(Request): Locate every line in the records below that holds the word "النعمة" and return each one.
________________
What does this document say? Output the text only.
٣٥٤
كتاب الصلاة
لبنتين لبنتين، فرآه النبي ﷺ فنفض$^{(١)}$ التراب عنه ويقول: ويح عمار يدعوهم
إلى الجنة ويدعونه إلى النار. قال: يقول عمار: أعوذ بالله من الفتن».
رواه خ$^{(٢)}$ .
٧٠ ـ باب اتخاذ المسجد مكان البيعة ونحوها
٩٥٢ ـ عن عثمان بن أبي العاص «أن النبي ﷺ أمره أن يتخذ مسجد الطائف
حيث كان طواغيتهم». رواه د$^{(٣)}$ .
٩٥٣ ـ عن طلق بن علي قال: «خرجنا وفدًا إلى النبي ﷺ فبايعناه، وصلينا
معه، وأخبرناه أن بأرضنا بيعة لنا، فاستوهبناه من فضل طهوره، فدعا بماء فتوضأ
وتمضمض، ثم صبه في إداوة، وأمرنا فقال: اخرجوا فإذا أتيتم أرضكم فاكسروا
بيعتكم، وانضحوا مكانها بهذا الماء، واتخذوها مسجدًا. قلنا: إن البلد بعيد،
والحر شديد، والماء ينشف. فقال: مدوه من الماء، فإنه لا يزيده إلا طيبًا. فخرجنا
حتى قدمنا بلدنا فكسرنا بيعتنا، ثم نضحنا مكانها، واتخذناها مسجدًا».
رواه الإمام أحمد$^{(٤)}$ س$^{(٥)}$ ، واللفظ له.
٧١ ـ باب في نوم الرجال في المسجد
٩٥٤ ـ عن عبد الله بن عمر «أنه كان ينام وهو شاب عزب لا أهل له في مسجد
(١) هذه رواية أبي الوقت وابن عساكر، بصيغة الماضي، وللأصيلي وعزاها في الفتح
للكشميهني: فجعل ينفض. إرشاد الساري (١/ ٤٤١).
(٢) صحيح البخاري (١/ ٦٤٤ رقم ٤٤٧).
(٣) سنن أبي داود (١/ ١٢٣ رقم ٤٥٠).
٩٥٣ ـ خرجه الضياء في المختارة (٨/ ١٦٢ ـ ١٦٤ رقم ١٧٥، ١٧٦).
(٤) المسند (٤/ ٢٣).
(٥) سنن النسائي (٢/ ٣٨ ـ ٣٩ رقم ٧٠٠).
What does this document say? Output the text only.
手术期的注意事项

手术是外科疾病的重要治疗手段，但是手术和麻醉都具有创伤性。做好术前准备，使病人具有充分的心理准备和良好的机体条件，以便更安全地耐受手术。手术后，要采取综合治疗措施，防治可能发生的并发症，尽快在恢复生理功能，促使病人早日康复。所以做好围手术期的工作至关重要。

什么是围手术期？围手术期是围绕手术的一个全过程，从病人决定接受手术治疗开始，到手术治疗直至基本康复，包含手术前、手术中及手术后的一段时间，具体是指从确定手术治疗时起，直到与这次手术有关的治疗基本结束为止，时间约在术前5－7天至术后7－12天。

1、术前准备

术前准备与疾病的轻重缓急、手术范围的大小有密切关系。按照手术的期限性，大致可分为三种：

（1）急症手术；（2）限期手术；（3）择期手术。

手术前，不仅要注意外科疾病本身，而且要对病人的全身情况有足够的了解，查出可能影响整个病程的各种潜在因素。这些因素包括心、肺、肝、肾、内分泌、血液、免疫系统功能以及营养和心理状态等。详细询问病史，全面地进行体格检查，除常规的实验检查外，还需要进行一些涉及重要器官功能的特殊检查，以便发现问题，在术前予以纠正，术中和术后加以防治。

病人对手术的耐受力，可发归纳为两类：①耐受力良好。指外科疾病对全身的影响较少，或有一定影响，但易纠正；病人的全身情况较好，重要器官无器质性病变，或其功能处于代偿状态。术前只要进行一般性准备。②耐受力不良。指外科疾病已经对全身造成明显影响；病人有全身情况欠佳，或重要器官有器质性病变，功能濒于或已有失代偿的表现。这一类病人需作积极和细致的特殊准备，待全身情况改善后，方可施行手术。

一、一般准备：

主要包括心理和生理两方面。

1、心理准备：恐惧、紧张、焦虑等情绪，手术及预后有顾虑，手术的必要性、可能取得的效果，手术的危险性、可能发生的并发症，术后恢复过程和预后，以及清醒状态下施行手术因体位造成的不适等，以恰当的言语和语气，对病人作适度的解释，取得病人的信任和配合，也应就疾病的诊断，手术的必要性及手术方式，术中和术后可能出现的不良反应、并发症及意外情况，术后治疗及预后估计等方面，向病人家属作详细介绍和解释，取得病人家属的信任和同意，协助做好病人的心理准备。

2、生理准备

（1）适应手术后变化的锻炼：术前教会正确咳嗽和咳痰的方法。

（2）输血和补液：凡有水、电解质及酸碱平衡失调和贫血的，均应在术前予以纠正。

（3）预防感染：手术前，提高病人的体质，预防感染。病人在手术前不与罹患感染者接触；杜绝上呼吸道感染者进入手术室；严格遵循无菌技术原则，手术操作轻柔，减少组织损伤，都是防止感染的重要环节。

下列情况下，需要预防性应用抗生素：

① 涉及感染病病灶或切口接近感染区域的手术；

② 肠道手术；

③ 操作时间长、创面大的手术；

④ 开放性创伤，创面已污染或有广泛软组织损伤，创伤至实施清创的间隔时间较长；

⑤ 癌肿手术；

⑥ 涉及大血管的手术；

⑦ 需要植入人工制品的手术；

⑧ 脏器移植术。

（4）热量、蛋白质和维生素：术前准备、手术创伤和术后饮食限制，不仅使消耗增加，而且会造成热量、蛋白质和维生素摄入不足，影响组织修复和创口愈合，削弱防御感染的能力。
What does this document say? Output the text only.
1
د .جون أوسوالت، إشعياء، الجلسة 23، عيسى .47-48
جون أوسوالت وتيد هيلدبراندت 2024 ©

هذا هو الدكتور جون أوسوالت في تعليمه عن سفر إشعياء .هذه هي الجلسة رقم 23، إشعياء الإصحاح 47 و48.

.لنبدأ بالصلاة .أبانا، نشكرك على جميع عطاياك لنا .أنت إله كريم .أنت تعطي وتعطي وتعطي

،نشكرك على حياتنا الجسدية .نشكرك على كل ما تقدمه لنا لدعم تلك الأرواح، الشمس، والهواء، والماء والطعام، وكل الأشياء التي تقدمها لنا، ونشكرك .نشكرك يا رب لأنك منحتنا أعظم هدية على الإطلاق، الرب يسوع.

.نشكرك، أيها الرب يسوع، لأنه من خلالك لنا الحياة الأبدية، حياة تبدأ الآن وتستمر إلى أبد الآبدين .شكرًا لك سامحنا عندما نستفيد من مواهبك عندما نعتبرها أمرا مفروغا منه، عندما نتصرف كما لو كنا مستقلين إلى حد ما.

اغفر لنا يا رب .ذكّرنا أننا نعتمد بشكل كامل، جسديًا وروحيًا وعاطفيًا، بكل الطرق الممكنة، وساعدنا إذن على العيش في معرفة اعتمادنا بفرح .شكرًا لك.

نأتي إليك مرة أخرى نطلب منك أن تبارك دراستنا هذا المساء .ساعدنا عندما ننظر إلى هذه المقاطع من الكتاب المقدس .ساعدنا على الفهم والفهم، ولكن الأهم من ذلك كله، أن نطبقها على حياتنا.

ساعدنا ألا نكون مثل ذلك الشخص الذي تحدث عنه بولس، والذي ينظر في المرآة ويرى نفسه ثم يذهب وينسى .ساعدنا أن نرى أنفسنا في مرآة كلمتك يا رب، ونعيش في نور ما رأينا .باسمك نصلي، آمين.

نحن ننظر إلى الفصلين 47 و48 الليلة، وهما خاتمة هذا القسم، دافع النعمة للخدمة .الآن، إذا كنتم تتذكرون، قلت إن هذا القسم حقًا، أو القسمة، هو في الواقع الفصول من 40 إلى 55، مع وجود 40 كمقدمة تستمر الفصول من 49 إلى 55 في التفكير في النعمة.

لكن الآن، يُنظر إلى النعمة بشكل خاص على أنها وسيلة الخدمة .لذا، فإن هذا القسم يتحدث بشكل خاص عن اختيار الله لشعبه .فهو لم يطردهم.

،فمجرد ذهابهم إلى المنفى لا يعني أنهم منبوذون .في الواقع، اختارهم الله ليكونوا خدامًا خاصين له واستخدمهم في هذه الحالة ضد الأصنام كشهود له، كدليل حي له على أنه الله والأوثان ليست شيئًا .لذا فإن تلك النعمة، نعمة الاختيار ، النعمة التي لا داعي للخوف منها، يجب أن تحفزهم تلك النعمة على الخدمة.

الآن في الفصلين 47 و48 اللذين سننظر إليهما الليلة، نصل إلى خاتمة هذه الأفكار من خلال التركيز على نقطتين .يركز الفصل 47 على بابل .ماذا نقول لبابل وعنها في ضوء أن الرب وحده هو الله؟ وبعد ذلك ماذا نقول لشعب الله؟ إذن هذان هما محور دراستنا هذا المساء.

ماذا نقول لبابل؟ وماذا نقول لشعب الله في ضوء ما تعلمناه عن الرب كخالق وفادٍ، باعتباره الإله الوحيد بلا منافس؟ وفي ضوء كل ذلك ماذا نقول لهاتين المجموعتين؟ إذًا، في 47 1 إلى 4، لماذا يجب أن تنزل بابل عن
________________
(Solution to the problem):
نحن ننظر إلى الفصلين 47 و48 الليلة، وهما خاتمة هذا القسم، دافع النعمة للخدمة .الآن، إذا كنتم تتذكرون، قلت إن هذا القسم حقًا، أو القسمة، هو في الواقع الفصول من 40 إلى 55، مع وجود 40 كمقدمة تستمر الفصول من 49 إلى 55 في التفكير في النعمة.
لكن الآن، يُنظر إلى النعمة بشكل خاص على أنها وسيلة الخدمة .لذا، فإن هذا القسم يتحدث بشكل خاص عن اختيار الله لشعبه .فهو لم يطردهم.
،فمجرد ذهابهم إلى المنفى لا يعني أنهم منبوذون .في الواقع، اختارهم الله ليكونوا خدامًا خاصين له واستخدمهم في هذه الحالة ضد الأصنام كشهود له، كدليل حي له على أنه الله والأوثان ليست شيئًا .لذا فإن تلك النعمة، نعمة الاختيار ، النعمة التي لا داعي للخوف منها، يجب أن تحفزهم تلك النعمة على الخدمة.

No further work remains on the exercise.